>> begin Supplied material

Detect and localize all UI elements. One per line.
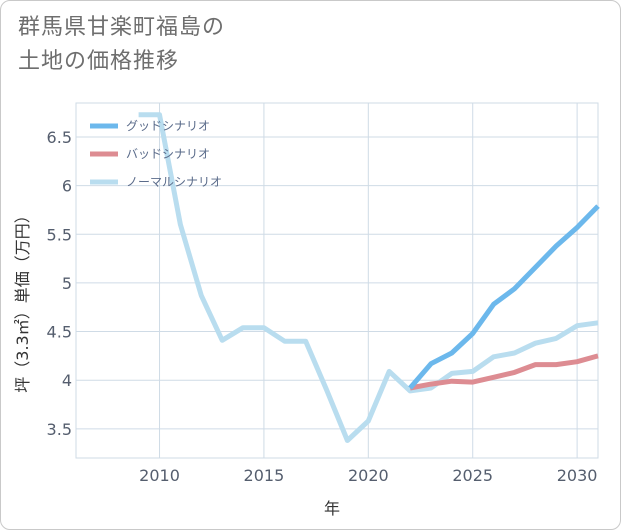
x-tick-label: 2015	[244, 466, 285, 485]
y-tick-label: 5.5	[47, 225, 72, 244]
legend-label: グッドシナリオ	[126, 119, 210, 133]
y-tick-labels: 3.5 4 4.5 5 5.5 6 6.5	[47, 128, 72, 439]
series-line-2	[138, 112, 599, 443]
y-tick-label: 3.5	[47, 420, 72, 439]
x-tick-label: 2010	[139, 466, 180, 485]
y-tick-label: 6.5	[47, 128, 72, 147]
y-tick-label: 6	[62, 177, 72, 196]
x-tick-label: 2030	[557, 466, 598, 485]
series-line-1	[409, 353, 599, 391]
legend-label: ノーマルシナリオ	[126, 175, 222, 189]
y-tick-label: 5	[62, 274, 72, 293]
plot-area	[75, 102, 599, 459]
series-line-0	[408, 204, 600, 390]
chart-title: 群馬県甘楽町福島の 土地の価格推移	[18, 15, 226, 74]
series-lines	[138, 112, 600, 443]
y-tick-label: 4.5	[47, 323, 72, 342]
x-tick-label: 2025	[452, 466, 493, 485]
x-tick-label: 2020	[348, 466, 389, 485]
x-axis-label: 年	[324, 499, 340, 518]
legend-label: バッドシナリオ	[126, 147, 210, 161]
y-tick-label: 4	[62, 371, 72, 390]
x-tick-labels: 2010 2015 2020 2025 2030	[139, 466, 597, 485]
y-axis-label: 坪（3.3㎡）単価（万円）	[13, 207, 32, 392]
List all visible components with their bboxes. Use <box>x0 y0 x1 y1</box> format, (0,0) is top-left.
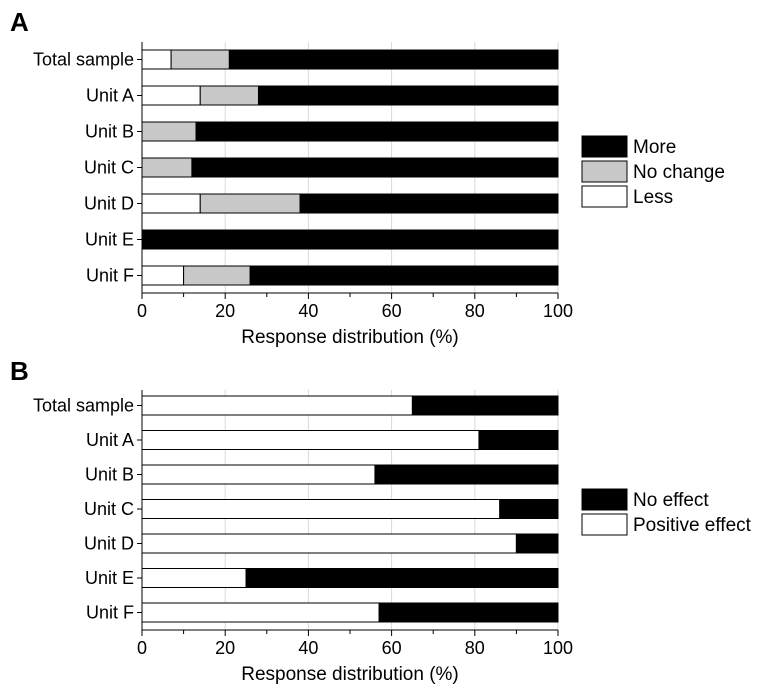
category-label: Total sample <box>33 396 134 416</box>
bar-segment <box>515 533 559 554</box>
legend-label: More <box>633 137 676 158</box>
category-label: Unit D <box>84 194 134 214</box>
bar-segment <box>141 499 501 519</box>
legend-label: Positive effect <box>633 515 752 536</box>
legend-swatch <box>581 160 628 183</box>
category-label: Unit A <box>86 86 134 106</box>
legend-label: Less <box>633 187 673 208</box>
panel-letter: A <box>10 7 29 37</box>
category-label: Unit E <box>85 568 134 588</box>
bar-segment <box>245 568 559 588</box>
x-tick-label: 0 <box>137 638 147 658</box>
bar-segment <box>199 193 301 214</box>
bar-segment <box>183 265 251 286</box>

>> end Supplied material

How many lines of the listing above contain the string "axis"? Reply with the number alone.

> _Answer to this problem_
2